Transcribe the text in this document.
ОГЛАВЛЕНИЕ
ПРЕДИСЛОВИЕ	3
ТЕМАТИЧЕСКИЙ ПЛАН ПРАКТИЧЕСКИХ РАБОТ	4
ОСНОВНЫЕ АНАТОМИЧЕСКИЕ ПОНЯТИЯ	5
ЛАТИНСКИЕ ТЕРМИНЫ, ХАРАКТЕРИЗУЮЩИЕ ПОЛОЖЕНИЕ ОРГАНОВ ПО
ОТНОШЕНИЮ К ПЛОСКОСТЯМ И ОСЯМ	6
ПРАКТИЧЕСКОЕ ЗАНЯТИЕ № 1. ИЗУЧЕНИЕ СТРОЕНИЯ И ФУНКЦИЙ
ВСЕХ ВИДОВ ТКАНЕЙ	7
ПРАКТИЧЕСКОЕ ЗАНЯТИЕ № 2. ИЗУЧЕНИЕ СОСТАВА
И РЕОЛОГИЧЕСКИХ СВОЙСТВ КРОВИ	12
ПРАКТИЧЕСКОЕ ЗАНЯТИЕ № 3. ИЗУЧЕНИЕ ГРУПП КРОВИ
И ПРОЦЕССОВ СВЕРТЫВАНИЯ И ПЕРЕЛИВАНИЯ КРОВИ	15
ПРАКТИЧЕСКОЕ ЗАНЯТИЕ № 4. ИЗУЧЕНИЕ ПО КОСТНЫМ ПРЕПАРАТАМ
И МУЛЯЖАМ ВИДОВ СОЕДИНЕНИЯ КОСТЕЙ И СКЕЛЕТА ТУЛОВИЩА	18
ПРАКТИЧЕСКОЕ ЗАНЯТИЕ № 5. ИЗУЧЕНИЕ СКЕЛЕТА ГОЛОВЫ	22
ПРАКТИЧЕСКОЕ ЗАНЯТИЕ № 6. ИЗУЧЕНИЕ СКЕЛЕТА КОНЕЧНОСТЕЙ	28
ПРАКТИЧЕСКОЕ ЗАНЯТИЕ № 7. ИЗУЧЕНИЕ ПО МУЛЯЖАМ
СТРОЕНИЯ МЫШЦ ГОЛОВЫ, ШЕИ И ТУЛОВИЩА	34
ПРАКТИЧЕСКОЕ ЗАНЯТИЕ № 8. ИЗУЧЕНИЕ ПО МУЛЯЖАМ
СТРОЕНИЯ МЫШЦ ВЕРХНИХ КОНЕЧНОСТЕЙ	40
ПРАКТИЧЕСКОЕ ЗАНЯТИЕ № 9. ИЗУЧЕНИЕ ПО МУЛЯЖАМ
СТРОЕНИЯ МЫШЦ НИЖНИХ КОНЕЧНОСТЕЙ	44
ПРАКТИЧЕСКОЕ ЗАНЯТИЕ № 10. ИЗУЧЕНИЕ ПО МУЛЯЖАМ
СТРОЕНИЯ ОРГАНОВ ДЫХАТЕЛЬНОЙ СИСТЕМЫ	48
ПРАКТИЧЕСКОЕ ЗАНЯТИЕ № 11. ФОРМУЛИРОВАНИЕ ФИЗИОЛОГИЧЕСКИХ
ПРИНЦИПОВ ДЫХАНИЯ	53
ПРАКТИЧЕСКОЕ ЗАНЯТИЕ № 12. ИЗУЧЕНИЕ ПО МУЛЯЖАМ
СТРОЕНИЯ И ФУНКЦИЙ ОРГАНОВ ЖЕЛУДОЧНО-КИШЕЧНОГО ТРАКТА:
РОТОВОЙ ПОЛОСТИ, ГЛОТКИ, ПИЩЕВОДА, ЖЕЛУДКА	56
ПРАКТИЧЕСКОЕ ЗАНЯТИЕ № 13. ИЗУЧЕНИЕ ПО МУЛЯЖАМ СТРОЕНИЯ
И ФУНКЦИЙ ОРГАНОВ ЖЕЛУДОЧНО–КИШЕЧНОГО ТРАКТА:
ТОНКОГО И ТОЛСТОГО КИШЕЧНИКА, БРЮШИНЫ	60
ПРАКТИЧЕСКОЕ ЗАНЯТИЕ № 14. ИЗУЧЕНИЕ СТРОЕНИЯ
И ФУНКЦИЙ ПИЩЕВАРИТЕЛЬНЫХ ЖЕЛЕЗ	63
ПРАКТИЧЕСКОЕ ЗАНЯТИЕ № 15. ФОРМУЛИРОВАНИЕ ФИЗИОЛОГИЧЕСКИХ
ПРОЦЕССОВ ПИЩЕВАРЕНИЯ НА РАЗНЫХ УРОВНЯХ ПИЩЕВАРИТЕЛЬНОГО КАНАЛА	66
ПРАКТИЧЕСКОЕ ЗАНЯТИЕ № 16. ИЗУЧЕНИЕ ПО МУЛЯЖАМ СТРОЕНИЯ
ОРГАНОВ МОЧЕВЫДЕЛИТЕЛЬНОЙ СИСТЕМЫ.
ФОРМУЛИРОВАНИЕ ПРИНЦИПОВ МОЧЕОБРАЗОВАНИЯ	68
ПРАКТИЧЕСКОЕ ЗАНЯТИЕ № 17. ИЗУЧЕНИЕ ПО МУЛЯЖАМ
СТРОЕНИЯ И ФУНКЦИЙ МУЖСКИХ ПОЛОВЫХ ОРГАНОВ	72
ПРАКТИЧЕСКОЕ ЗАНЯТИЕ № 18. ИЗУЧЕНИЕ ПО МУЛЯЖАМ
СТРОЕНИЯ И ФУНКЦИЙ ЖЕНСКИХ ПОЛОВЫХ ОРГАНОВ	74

- **Requirements**
Every line that holds the word "ПРИНЦИПОВ" should be extracted.

- **Expected answer**
ПРИНЦИПОВ ДЫХАНИЯ	53
ФОРМУЛИРОВАНИЕ ПРИНЦИПОВ МОЧЕОБРАЗОВАНИЯ	68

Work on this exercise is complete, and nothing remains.